EXERCISE:
Return all of the entries word for word, but omit the pictures they contain.

# START OF EXERCISE MATERIALS

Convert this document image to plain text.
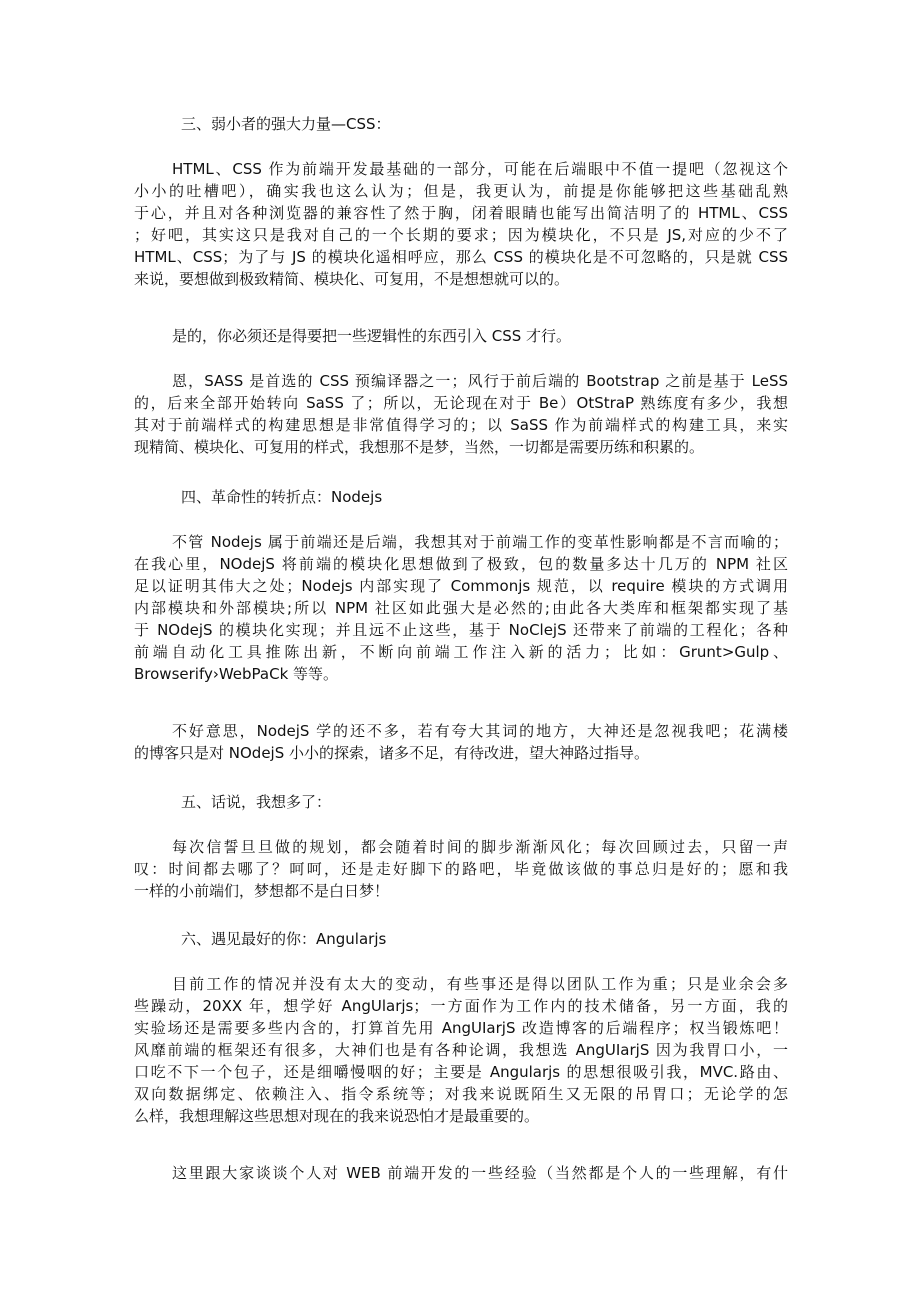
三、弱小者的强大力量—CSS：
HTML、CSS 作为前端开发最基础的一部分，可能在后端眼中不值一提吧（忽视这个
小小的吐槽吧），确实我也这么认为；但是，我更认为，前提是你能够把这些基础乱熟
于心，并且对各种浏览器的兼容性了然于胸，闭着眼睛也能写出简洁明了的 HTML、CSS
；好吧，其实这只是我对自己的一个长期的要求；因为模块化，不只是 JS,对应的少不了
HTML、CSS；为了与 JS 的模块化遥相呼应，那么 CSS 的模块化是不可忽略的，只是就 CSS
来说，要想做到极致精简、模块化、可复用，不是想想就可以的。
是的，你必须还是得要把一些逻辑性的东西引入 CSS 才行。
恩，SASS 是首选的 CSS 预编译器之一；风行于前后端的 Bootstrap 之前是基于 LeSS
的，后来全部开始转向 SaSS 了；所以，无论现在对于 Be）OtStraP 熟练度有多少，我想
其对于前端样式的构建思想是非常值得学习的；以 SaSS 作为前端样式的构建工具，来实
现精简、模块化、可复用的样式，我想那不是梦，当然，一切都是需要历练和积累的。
四、革命性的转折点：Nodejs
不管 Nodejs 属于前端还是后端，我想其对于前端工作的变革性影响都是不言而喻的；
在我心里，NOdejS 将前端的模块化思想做到了极致，包的数量多达十几万的 NPM 社区
足以证明其伟大之处；Nodejs 内部实现了 Commonjs 规范，以 require 模块的方式调用
内部模块和外部模块;所以 NPM 社区如此强大是必然的;由此各大类库和框架都实现了基
于 NOdejS 的模块化实现；并且远不止这些，基于 NoClejS 还带来了前端的工程化；各种
前端自动化工具推陈出新，不断向前端工作注入新的活力；比如：Grunt>Gulp、
Browserify›WebPaCk 等等。
不好意思，NodejS 学的还不多，若有夸大其词的地方，大神还是忽视我吧；花满楼
的博客只是对 NOdejS 小小的探索，诸多不足，有待改进，望大神路过指导。
五、话说，我想多了：
每次信誓旦旦做的规划，都会随着时间的脚步渐渐风化；每次回顾过去，只留一声
叹：时间都去哪了？呵呵，还是走好脚下的路吧，毕竟做该做的事总归是好的；愿和我
一样的小前端们，梦想都不是白日梦！
六、遇见最好的你：Angularjs
目前工作的情况并没有太大的变动，有些事还是得以团队工作为重；只是业余会多
些躁动，20XX 年，想学好 AngUlarjs；一方面作为工作内的技术储备，另一方面，我的
实验场还是需要多些内含的，打算首先用 AngUIarjS 改造博客的后端程序；权当锻炼吧！
风靡前端的框架还有很多，大神们也是有各种论调，我想选 AngUIarjS 因为我胃口小，一
口吃不下一个包子，还是细嚼慢咽的好；主要是 Angularjs 的思想很吸引我，MVC.路由、
双向数据绑定、依赖注入、指令系统等；对我来说既陌生又无限的吊胃口；无论学的怎
么样，我想理解这些思想对现在的我来说恐怕才是最重要的。
这里跟大家谈谈个人对 WEB 前端开发的一些经验（当然都是个人的一些理解，有什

# END OF EXERCISE MATERIALS

TASK RESPONSE:
Convert this document image to plain text.
三、弱小者的强大力量—CSS：
HTML、CSS 作为前端开发最基础的一部分，可能在后端眼中不值一提吧（忽视这个
小小的吐槽吧），确实我也这么认为；但是，我更认为，前提是你能够把这些基础乱熟
于心，并且对各种浏览器的兼容性了然于胸，闭着眼睛也能写出简洁明了的 HTML、CSS
；好吧，其实这只是我对自己的一个长期的要求；因为模块化，不只是 JS,对应的少不了
HTML、CSS；为了与 JS 的模块化遥相呼应，那么 CSS 的模块化是不可忽略的，只是就 CSS
来说，要想做到极致精简、模块化、可复用，不是想想就可以的。
是的，你必须还是得要把一些逻辑性的东西引入 CSS 才行。
恩，SASS 是首选的 CSS 预编译器之一；风行于前后端的 Bootstrap 之前是基于 LeSS
的，后来全部开始转向 SaSS 了；所以，无论现在对于 Be）OtStraP 熟练度有多少，我想
其对于前端样式的构建思想是非常值得学习的；以 SaSS 作为前端样式的构建工具，来实
现精简、模块化、可复用的样式，我想那不是梦，当然，一切都是需要历练和积累的。
四、革命性的转折点：Nodejs
不管 Nodejs 属于前端还是后端，我想其对于前端工作的变革性影响都是不言而喻的；
在我心里，NOdejS 将前端的模块化思想做到了极致，包的数量多达十几万的 NPM 社区
足以证明其伟大之处；Nodejs 内部实现了 Commonjs 规范，以 require 模块的方式调用
内部模块和外部模块;所以 NPM 社区如此强大是必然的;由此各大类库和框架都实现了基
于 NOdejS 的模块化实现；并且远不止这些，基于 NoClejS 还带来了前端的工程化；各种
前端自动化工具推陈出新，不断向前端工作注入新的活力；比如：Grunt>Gulp、
Browserify›WebPaCk 等等。
不好意思，NodejS 学的还不多，若有夸大其词的地方，大神还是忽视我吧；花满楼
的博客只是对 NOdejS 小小的探索，诸多不足，有待改进，望大神路过指导。
五、话说，我想多了：
每次信誓旦旦做的规划，都会随着时间的脚步渐渐风化；每次回顾过去，只留一声
叹：时间都去哪了？呵呵，还是走好脚下的路吧，毕竟做该做的事总归是好的；愿和我
一样的小前端们，梦想都不是白日梦！
六、遇见最好的你：Angularjs
目前工作的情况并没有太大的变动，有些事还是得以团队工作为重；只是业余会多
些躁动，20XX 年，想学好 AngUlarjs；一方面作为工作内的技术储备，另一方面，我的
实验场还是需要多些内含的，打算首先用 AngUIarjS 改造博客的后端程序；权当锻炼吧！
风靡前端的框架还有很多，大神们也是有各种论调，我想选 AngUIarjS 因为我胃口小，一
口吃不下一个包子，还是细嚼慢咽的好；主要是 Angularjs 的思想很吸引我，MVC.路由、
双向数据绑定、依赖注入、指令系统等；对我来说既陌生又无限的吊胃口；无论学的怎
么样，我想理解这些思想对现在的我来说恐怕才是最重要的。
这里跟大家谈谈个人对 WEB 前端开发的一些经验（当然都是个人的一些理解，有什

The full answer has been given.